● **Problem description**
Take the entries that follow and return only the lines from the one with "Extract the structured" through the final line, leaving every picture behind.

## Begin Excerpted data

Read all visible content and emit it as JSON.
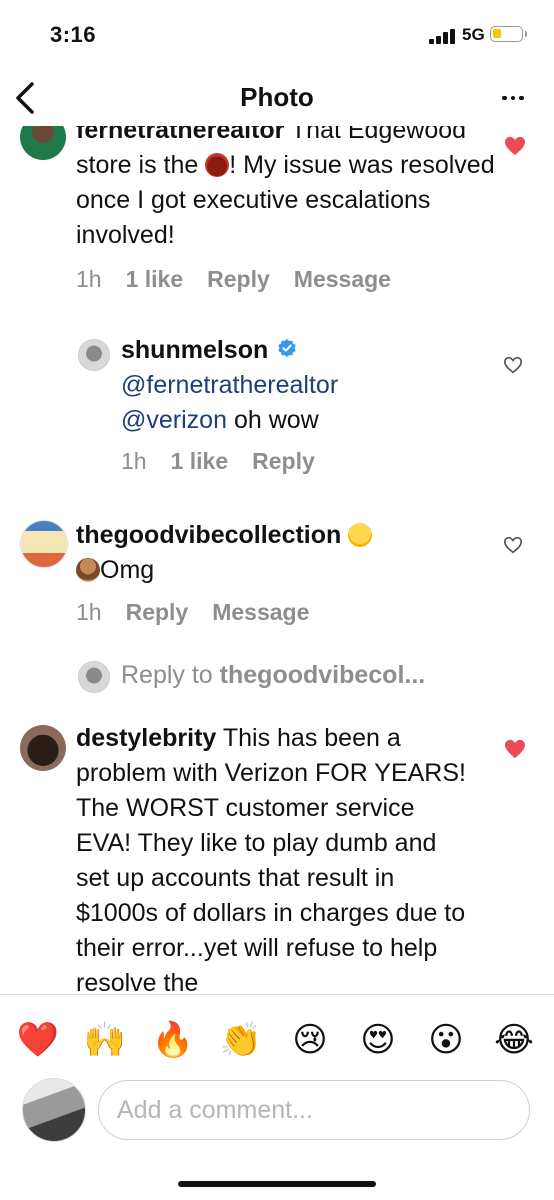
{
  "status_bar": {
    "time": "3:16",
    "network": "5G"
  },
  "header": {
    "title": "Photo"
  },
  "comments": [
    {
      "username": "fernetratherealtor",
      "text_a": "That Edgewood store is the",
      "text_b": "! My issue was resolved once I got executive escalations involved!",
      "emoji_name": "ogre-emoji",
      "time": "1h",
      "likes": "1 like",
      "reply": "Reply",
      "message": "Message",
      "liked": true
    },
    {
      "username": "shunmelson",
      "mention1": "@fernetratherealtor",
      "mention2": "@verizon",
      "text": "oh wow",
      "time": "1h",
      "likes": "1 like",
      "reply": "Reply",
      "verified": true,
      "liked": false
    },
    {
      "username": "thegoodvibecollection",
      "text": "Omg",
      "emoji_name": "weary-face-emoji",
      "time": "1h",
      "reply": "Reply",
      "message": "Message",
      "liked": false
    },
    {
      "username": "destylebrity",
      "text": "This has been a problem with Verizon FOR YEARS! The WORST customer service EVA! They like to play dumb and set up accounts that result in $1000s of dollars in charges due to their error...yet will refuse to help resolve the",
      "liked": true
    }
  ],
  "reply_prompt": {
    "prefix": "Reply to",
    "target": "thegoodvibecol..."
  },
  "emoji_bar": [
    "❤️",
    "🙌",
    "🔥",
    "👏",
    "😢",
    "😍",
    "😮",
    "😂"
  ],
  "composer": {
    "placeholder": "Add a comment..."
  },
  "colors": {
    "heart_liked": "#ed4956",
    "mention": "#1d3f7a",
    "meta": "#8e8e8e",
    "verified": "#3897f0"
  }
}
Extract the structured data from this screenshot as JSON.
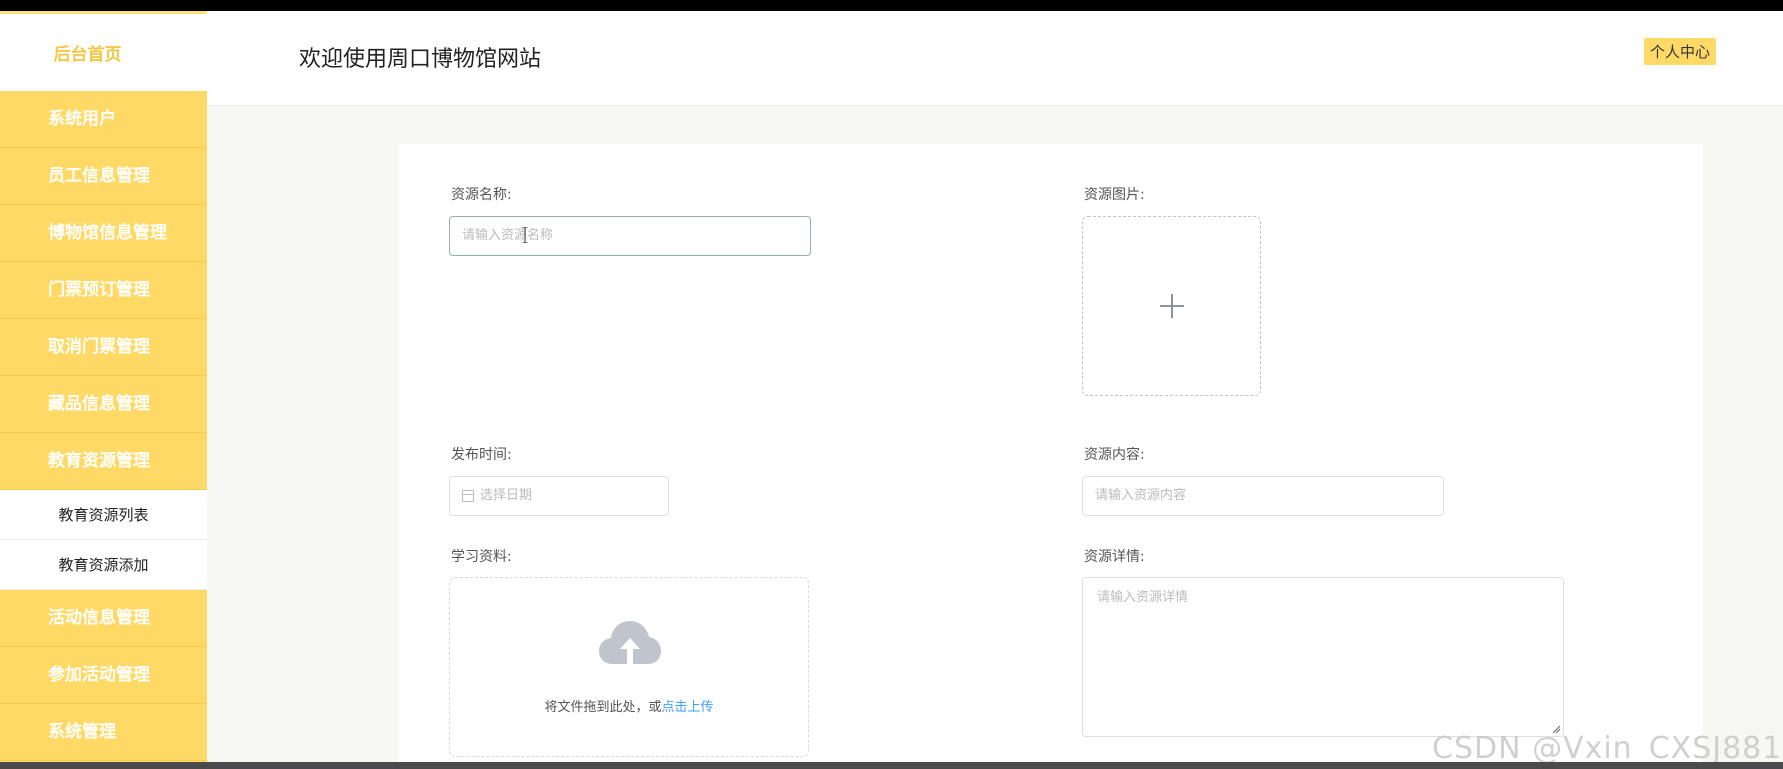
{
  "header": {
    "title": "欢迎使用周口博物馆网站",
    "user_center": "个人中心"
  },
  "sidebar": {
    "home": "后台首页",
    "items": [
      {
        "label": "系统用户"
      },
      {
        "label": "员工信息管理"
      },
      {
        "label": "博物馆信息管理"
      },
      {
        "label": "门票预订管理"
      },
      {
        "label": "取消门票管理"
      },
      {
        "label": "藏品信息管理"
      },
      {
        "label": "教育资源管理"
      }
    ],
    "sub_items": [
      {
        "label": "教育资源列表"
      },
      {
        "label": "教育资源添加"
      }
    ],
    "items_after": [
      {
        "label": "活动信息管理"
      },
      {
        "label": "参加活动管理"
      },
      {
        "label": "系统管理"
      }
    ]
  },
  "form": {
    "name_label": "资源名称:",
    "name_placeholder": "请输入资源名称",
    "image_label": "资源图片:",
    "date_label": "发布时间:",
    "date_placeholder": "选择日期",
    "content_label": "资源内容:",
    "content_placeholder": "请输入资源内容",
    "material_label": "学习资料:",
    "upload_text": "将文件拖到此处，或",
    "upload_link": "点击上传",
    "detail_label": "资源详情:",
    "detail_placeholder": "请输入资源详情"
  },
  "watermark": "CSDN @Vxin_CXSJ881",
  "colors": {
    "accent": "#ffd966",
    "link": "#409eff"
  }
}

## End Excerpted data

● **Response for this exercise**
Extract the structured data from this screenshot as JSON.
{
  "header": {
    "title": "欢迎使用周口博物馆网站",
    "user_center": "个人中心"
  },
  "sidebar": {
    "home": "后台首页",
    "items": [
      {
        "label": "系统用户"
      },
      {
        "label": "员工信息管理"
      },
      {
        "label": "博物馆信息管理"
      },
      {
        "label": "门票预订管理"
      },
      {
        "label": "取消门票管理"
      },
      {
        "label": "藏品信息管理"
      },
      {
        "label": "教育资源管理"
      }
    ],
    "sub_items": [
      {
        "label": "教育资源列表"
      },
      {
        "label": "教育资源添加"
      }
    ],
    "items_after": [
      {
        "label": "活动信息管理"
      },
      {
        "label": "参加活动管理"
      },
      {
        "label": "系统管理"
      }
    ]
  },
  "form": {
    "name_label": "资源名称:",
    "name_placeholder": "请输入资源名称",
    "image_label": "资源图片:",
    "date_label": "发布时间:",
    "date_placeholder": "选择日期",
    "content_label": "资源内容:",
    "content_placeholder": "请输入资源内容",
    "material_label": "学习资料:",
    "upload_text": "将文件拖到此处，或",
    "upload_link": "点击上传",
    "detail_label": "资源详情:",
    "detail_placeholder": "请输入资源详情"
  },
  "watermark": "CSDN @Vxin_CXSJ881",
  "colors": {
    "accent": "#ffd966",
    "link": "#409eff"
  }
}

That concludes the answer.